◆ Work to do
Your copy of the material must match it exactly, except that pictures are dropped.

-- begin Record set --

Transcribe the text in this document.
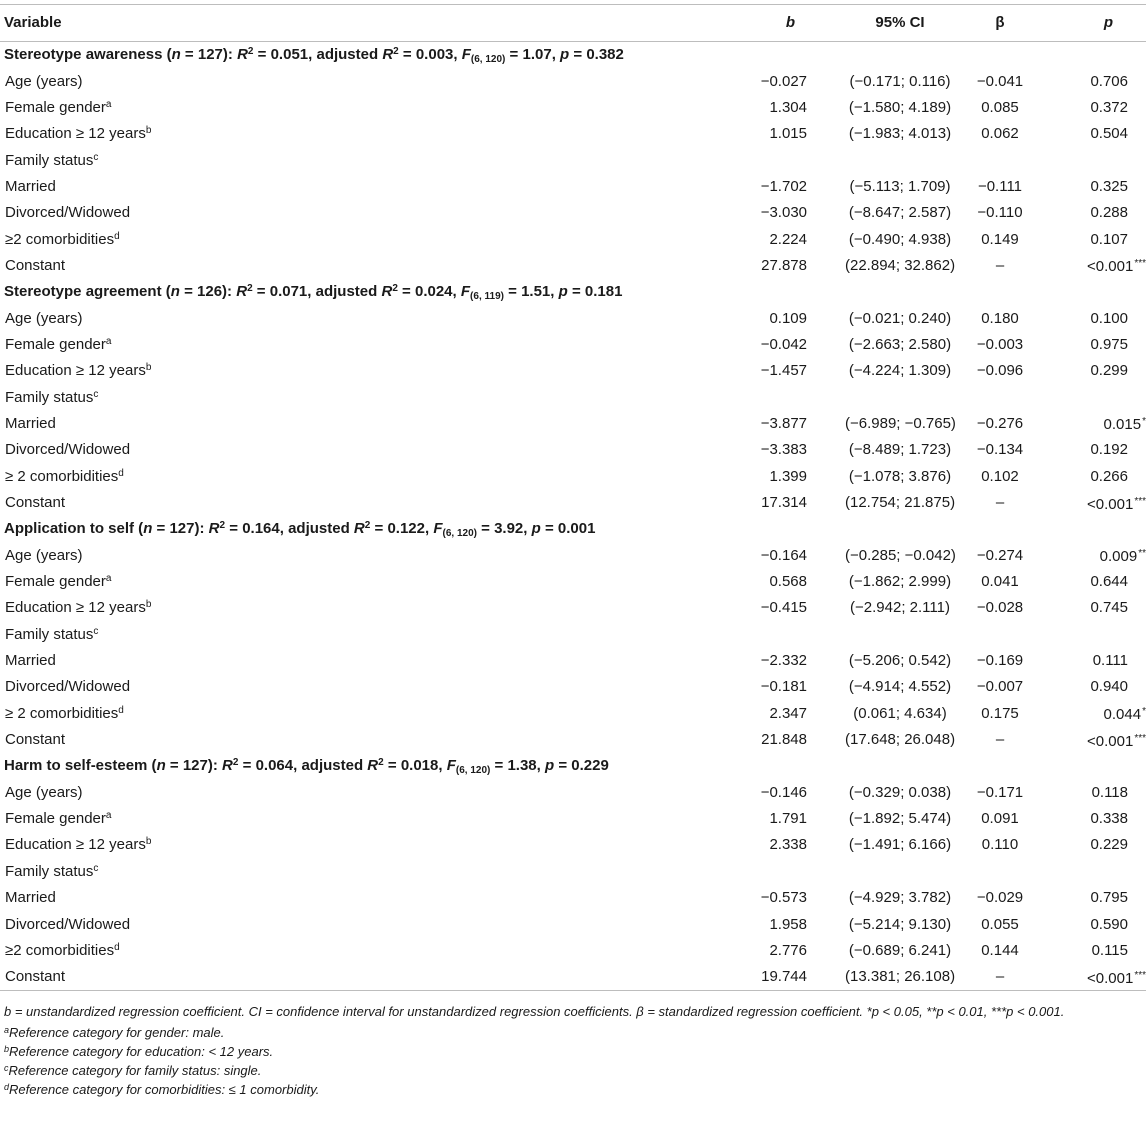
Variable	b	95% CI	β	p
Stereotype awareness (n = 127): $R^2 = 0.051$, adjusted $R^2 = 0.003$, $F_{(6, 120)} = 1.07$, p = 0.382				
Age (years)	−0.027	(−0.171; 0.116)	−0.041	0.706
Female gender$^a$	1.304	(−1.580; 4.189)	0.085	0.372
Education ≥ 12 years$^b$	1.015	(−1.983; 4.013)	0.062	0.504
Family status$^c$				
Married	−1.702	(−5.113; 1.709)	−0.111	0.325
Divorced/Widowed	−3.030	(−8.647; 2.587)	−0.110	0.288
≥2 comorbidities$^d$	2.224	(−0.490; 4.938)	0.149	0.107
Constant	27.878	(22.894; 32.862)	–	<0.001***
Stereotype agreement (n = 126): $R^2 = 0.071$, adjusted $R^2 = 0.024$, $F_{(6, 119)} = 1.51$, p = 0.181				
Age (years)	0.109	(−0.021; 0.240)	0.180	0.100
Female gender$^a$	−0.042	(−2.663; 2.580)	−0.003	0.975
Education ≥ 12 years$^b$	−1.457	(−4.224; 1.309)	−0.096	0.299
Family status$^c$				
Married	−3.877	(−6.989; −0.765)	−0.276	0.015*
Divorced/Widowed	−3.383	(−8.489; 1.723)	−0.134	0.192
≥ 2 comorbidities$^d$	1.399	(−1.078; 3.876)	0.102	0.266
Constant	17.314	(12.754; 21.875)	–	<0.001***
Application to self (n = 127): $R^2 = 0.164$, adjusted $R^2 = 0.122$, $F_{(6, 120)} = 3.92$, p = 0.001				
Age (years)	−0.164	(−0.285; −0.042)	−0.274	0.009**
Female gender$^a$	0.568	(−1.862; 2.999)	0.041	0.644
Education ≥ 12 years$^b$	−0.415	(−2.942; 2.111)	−0.028	0.745
Family status$^c$				
Married	−2.332	(−5.206; 0.542)	−0.169	0.111
Divorced/Widowed	−0.181	(−4.914; 4.552)	−0.007	0.940
≥ 2 comorbidities$^d$	2.347	(0.061; 4.634)	0.175	0.044*
Constant	21.848	(17.648; 26.048)	–	<0.001***
Harm to self-esteem (n = 127): $R^2 = 0.064$, adjusted $R^2 = 0.018$, $F_{(6, 120)} = 1.38$, p = 0.229				
Age (years)	−0.146	(−0.329; 0.038)	−0.171	0.118
Female gender$^a$	1.791	(−1.892; 5.474)	0.091	0.338
Education ≥ 12 years$^b$	2.338	(−1.491; 6.166)	0.110	0.229
Family status$^c$				
Married	−0.573	(−4.929; 3.782)	−0.029	0.795
Divorced/Widowed	1.958	(−5.214; 9.130)	0.055	0.590
≥2 comorbidities$^d$	2.776	(−0.689; 6.241)	0.144	0.115
Constant	19.744	(13.381; 26.108)	–	<0.001***
b = unstandardized regression coefficient. CI = confidence interval for unstandardized regression coefficients. β = standardized regression coefficient. *p < 0.05, **p < 0.01, ***p < 0.001.
$^a$Reference category for gender: male.
$^b$Reference category for education: < 12 years.
$^c$Reference category for family status: single.
$^d$Reference category for comorbidities: ≤ 1 comorbidity.
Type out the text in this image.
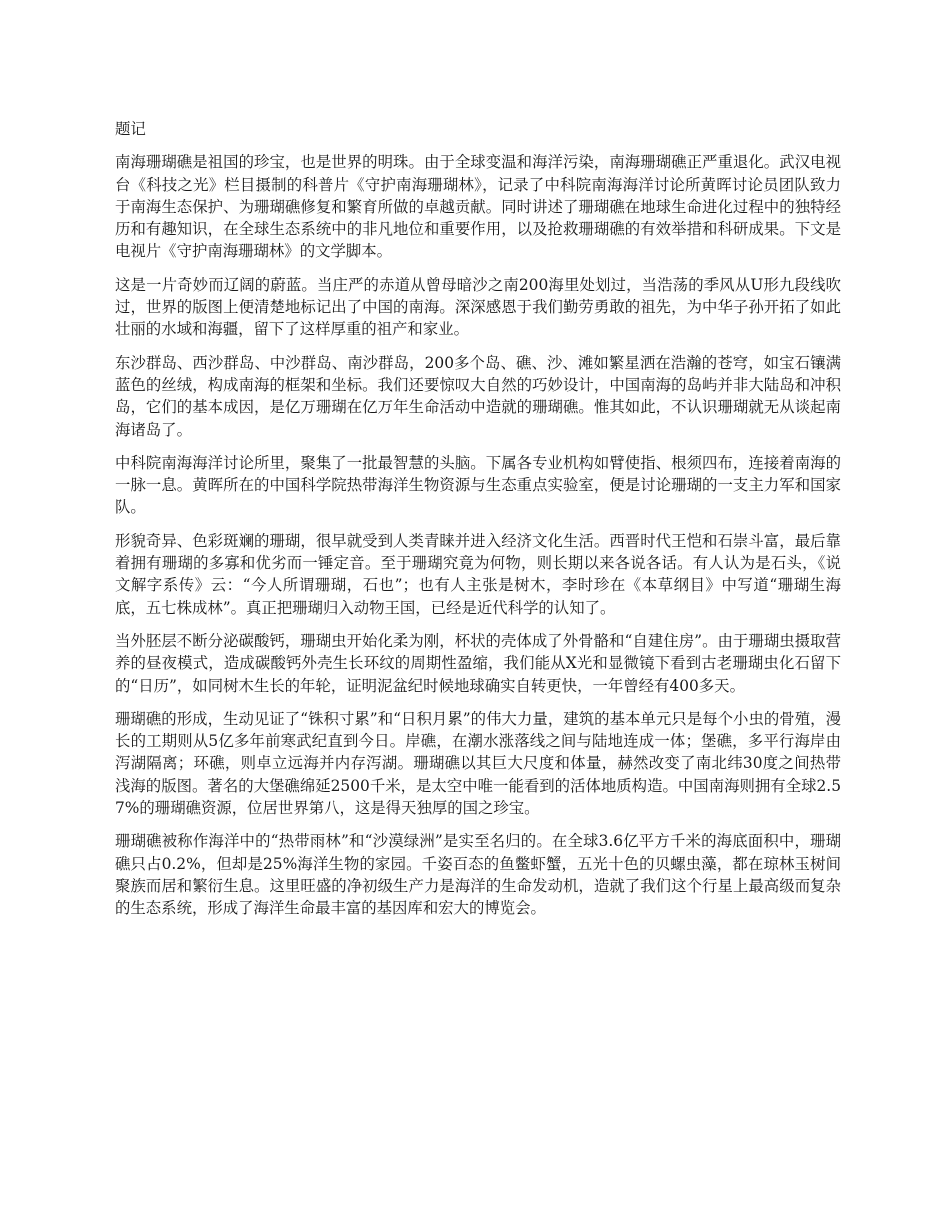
题记

南海珊瑚礁是祖国的珍宝，也是世界的明珠。由于全球变温和海洋污染，南海珊瑚礁正严重退化。武汉电视台《科技之光》栏目摄制的科普片《守护南海珊瑚林》，记录了中科院南海海洋讨论所黄晖讨论员团队致力于南海生态保护、为珊瑚礁修复和繁育所做的卓越贡献。同时讲述了珊瑚礁在地球生命进化过程中的独特经历和有趣知识，在全球生态系统中的非凡地位和重要作用，以及抢救珊瑚礁的有效举措和科研成果。下文是电视片《守护南海珊瑚林》的文学脚本。

这是一片奇妙而辽阔的蔚蓝。当庄严的赤道从曾母暗沙之南200海里处划过，当浩荡的季风从U形九段线吹过，世界的版图上便清楚地标记出了中国的南海。深深感恩于我们勤劳勇敢的祖先，为中华子孙开拓了如此壮丽的水域和海疆，留下了这样厚重的祖产和家业。

东沙群岛、西沙群岛、中沙群岛、南沙群岛，200多个岛、礁、沙、滩如繁星洒在浩瀚的苍穹，如宝石镶满蓝色的丝绒，构成南海的框架和坐标。我们还要惊叹大自然的巧妙设计，中国南海的岛屿并非大陆岛和冲积岛，它们的基本成因，是亿万珊瑚在亿万年生命活动中造就的珊瑚礁。惟其如此，不认识珊瑚就无从谈起南海诸岛了。

中科院南海海洋讨论所里，聚集了一批最智慧的头脑。下属各专业机构如臂使指、根须四布，连接着南海的一脉一息。黄晖所在的中国科学院热带海洋生物资源与生态重点实验室，便是讨论珊瑚的一支主力军和国家队。

形貌奇异、色彩斑斓的珊瑚，很早就受到人类青睐并进入经济文化生活。西晋时代王恺和石崇斗富，最后靠着拥有珊瑚的多寡和优劣而一锤定音。至于珊瑚究竟为何物，则长期以来各说各话。有人认为是石头，《说文解字系传》云：“今人所谓珊瑚，石也”；也有人主张是树木，李时珍在《本草纲目》中写道“珊瑚生海底，五七株成林”。真正把珊瑚归入动物王国，已经是近代科学的认知了。

当外胚层不断分泌碳酸钙，珊瑚虫开始化柔为刚，杯状的壳体成了外骨骼和“自建住房”。由于珊瑚虫摄取营养的昼夜模式，造成碳酸钙外壳生长环纹的周期性盈缩，我们能从X光和显微镜下看到古老珊瑚虫化石留下的“日历”，如同树木生长的年轮，证明泥盆纪时候地球确实自转更快，一年曾经有400多天。

珊瑚礁的形成，生动见证了“铢积寸累”和“日积月累”的伟大力量，建筑的基本单元只是每个小虫的骨殖，漫长的工期则从5亿多年前寒武纪直到今日。岸礁，在潮水涨落线之间与陆地连成一体；堡礁，多平行海岸由泻湖隔离；环礁，则卓立远海并内存泻湖。珊瑚礁以其巨大尺度和体量，赫然改变了南北纬30度之间热带浅海的版图。著名的大堡礁绵延2500千米，是太空中唯一能看到的活体地质构造。中国南海则拥有全球2.57%的珊瑚礁资源，位居世界第八，这是得天独厚的国之珍宝。

珊瑚礁被称作海洋中的“热带雨林”和“沙漠绿洲”是实至名归的。在全球3.6亿平方千米的海底面积中，珊瑚礁只占0.2%，但却是25%海洋生物的家园。千姿百态的鱼鳖虾蟹，五光十色的贝螺虫藻，都在琼林玉树间聚族而居和繁衍生息。这里旺盛的净初级生产力是海洋的生命发动机，造就了我们这个行星上最高级而复杂的生态系统，形成了海洋生命最丰富的基因库和宏大的博览会。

-- end Record set --

◆ Exercise output
Transcribe the text in this document.
Variable	b	95% CI	β	p
Stereotype awareness (n = 127): $R^2 = 0.051$, adjusted $R^2 = 0.003$, $F_{(6, 120)} = 1.07$, p = 0.382				
Age (years)	−0.027	(−0.171; 0.116)	−0.041	0.706
Female gender$^a$	1.304	(−1.580; 4.189)	0.085	0.372
Education ≥ 12 years$^b$	1.015	(−1.983; 4.013)	0.062	0.504
Family status$^c$				
Married	−1.702	(−5.113; 1.709)	−0.111	0.325
Divorced/Widowed	−3.030	(−8.647; 2.587)	−0.110	0.288
≥2 comorbidities$^d$	2.224	(−0.490; 4.938)	0.149	0.107
Constant	27.878	(22.894; 32.862)	–	<0.001***
Stereotype agreement (n = 126): $R^2 = 0.071$, adjusted $R^2 = 0.024$, $F_{(6, 119)} = 1.51$, p = 0.181				
Age (years)	0.109	(−0.021; 0.240)	0.180	0.100
Female gender$^a$	−0.042	(−2.663; 2.580)	−0.003	0.975
Education ≥ 12 years$^b$	−1.457	(−4.224; 1.309)	−0.096	0.299
Family status$^c$				
Married	−3.877	(−6.989; −0.765)	−0.276	0.015*
Divorced/Widowed	−3.383	(−8.489; 1.723)	−0.134	0.192
≥ 2 comorbidities$^d$	1.399	(−1.078; 3.876)	0.102	0.266
Constant	17.314	(12.754; 21.875)	–	<0.001***
Application to self (n = 127): $R^2 = 0.164$, adjusted $R^2 = 0.122$, $F_{(6, 120)} = 3.92$, p = 0.001				
Age (years)	−0.164	(−0.285; −0.042)	−0.274	0.009**
Female gender$^a$	0.568	(−1.862; 2.999)	0.041	0.644
Education ≥ 12 years$^b$	−0.415	(−2.942; 2.111)	−0.028	0.745
Family status$^c$				
Married	−2.332	(−5.206; 0.542)	−0.169	0.111
Divorced/Widowed	−0.181	(−4.914; 4.552)	−0.007	0.940
≥ 2 comorbidities$^d$	2.347	(0.061; 4.634)	0.175	0.044*
Constant	21.848	(17.648; 26.048)	–	<0.001***
Harm to self-esteem (n = 127): $R^2 = 0.064$, adjusted $R^2 = 0.018$, $F_{(6, 120)} = 1.38$, p = 0.229				
Age (years)	−0.146	(−0.329; 0.038)	−0.171	0.118
Female gender$^a$	1.791	(−1.892; 5.474)	0.091	0.338
Education ≥ 12 years$^b$	2.338	(−1.491; 6.166)	0.110	0.229
Family status$^c$				
Married	−0.573	(−4.929; 3.782)	−0.029	0.795
Divorced/Widowed	1.958	(−5.214; 9.130)	0.055	0.590
≥2 comorbidities$^d$	2.776	(−0.689; 6.241)	0.144	0.115
Constant	19.744	(13.381; 26.108)	–	<0.001***
b = unstandardized regression coefficient. CI = confidence interval for unstandardized regression coefficients. β = standardized regression coefficient. *p < 0.05, **p < 0.01, ***p < 0.001.
$^a$Reference category for gender: male.
$^b$Reference category for education: < 12 years.
$^c$Reference category for family status: single.
$^d$Reference category for comorbidities: ≤ 1 comorbidity.
Type out the text in this image.
题记

南海珊瑚礁是祖国的珍宝，也是世界的明珠。由于全球变温和海洋污染，南海珊瑚礁正严重退化。武汉电视台《科技之光》栏目摄制的科普片《守护南海珊瑚林》，记录了中科院南海海洋讨论所黄晖讨论员团队致力于南海生态保护、为珊瑚礁修复和繁育所做的卓越贡献。同时讲述了珊瑚礁在地球生命进化过程中的独特经历和有趣知识，在全球生态系统中的非凡地位和重要作用，以及抢救珊瑚礁的有效举措和科研成果。下文是电视片《守护南海珊瑚林》的文学脚本。

这是一片奇妙而辽阔的蔚蓝。当庄严的赤道从曾母暗沙之南200海里处划过，当浩荡的季风从U形九段线吹过，世界的版图上便清楚地标记出了中国的南海。深深感恩于我们勤劳勇敢的祖先，为中华子孙开拓了如此壮丽的水域和海疆，留下了这样厚重的祖产和家业。

东沙群岛、西沙群岛、中沙群岛、南沙群岛，200多个岛、礁、沙、滩如繁星洒在浩瀚的苍穹，如宝石镶满蓝色的丝绒，构成南海的框架和坐标。我们还要惊叹大自然的巧妙设计，中国南海的岛屿并非大陆岛和冲积岛，它们的基本成因，是亿万珊瑚在亿万年生命活动中造就的珊瑚礁。惟其如此，不认识珊瑚就无从谈起南海诸岛了。

中科院南海海洋讨论所里，聚集了一批最智慧的头脑。下属各专业机构如臂使指、根须四布，连接着南海的一脉一息。黄晖所在的中国科学院热带海洋生物资源与生态重点实验室，便是讨论珊瑚的一支主力军和国家队。

形貌奇异、色彩斑斓的珊瑚，很早就受到人类青睐并进入经济文化生活。西晋时代王恺和石崇斗富，最后靠着拥有珊瑚的多寡和优劣而一锤定音。至于珊瑚究竟为何物，则长期以来各说各话。有人认为是石头，《说文解字系传》云：“今人所谓珊瑚，石也”；也有人主张是树木，李时珍在《本草纲目》中写道“珊瑚生海底，五七株成林”。真正把珊瑚归入动物王国，已经是近代科学的认知了。

当外胚层不断分泌碳酸钙，珊瑚虫开始化柔为刚，杯状的壳体成了外骨骼和“自建住房”。由于珊瑚虫摄取营养的昼夜模式，造成碳酸钙外壳生长环纹的周期性盈缩，我们能从X光和显微镜下看到古老珊瑚虫化石留下的“日历”，如同树木生长的年轮，证明泥盆纪时候地球确实自转更快，一年曾经有400多天。

珊瑚礁的形成，生动见证了“铢积寸累”和“日积月累”的伟大力量，建筑的基本单元只是每个小虫的骨殖，漫长的工期则从5亿多年前寒武纪直到今日。岸礁，在潮水涨落线之间与陆地连成一体；堡礁，多平行海岸由泻湖隔离；环礁，则卓立远海并内存泻湖。珊瑚礁以其巨大尺度和体量，赫然改变了南北纬30度之间热带浅海的版图。著名的大堡礁绵延2500千米，是太空中唯一能看到的活体地质构造。中国南海则拥有全球2.57%的珊瑚礁资源，位居世界第八，这是得天独厚的国之珍宝。

珊瑚礁被称作海洋中的“热带雨林”和“沙漠绿洲”是实至名归的。在全球3.6亿平方千米的海底面积中，珊瑚礁只占0.2%，但却是25%海洋生物的家园。千姿百态的鱼鳖虾蟹，五光十色的贝螺虫藻，都在琼林玉树间聚族而居和繁衍生息。这里旺盛的净初级生产力是海洋的生命发动机，造就了我们这个行星上最高级而复杂的生态系统，形成了海洋生命最丰富的基因库和宏大的博览会。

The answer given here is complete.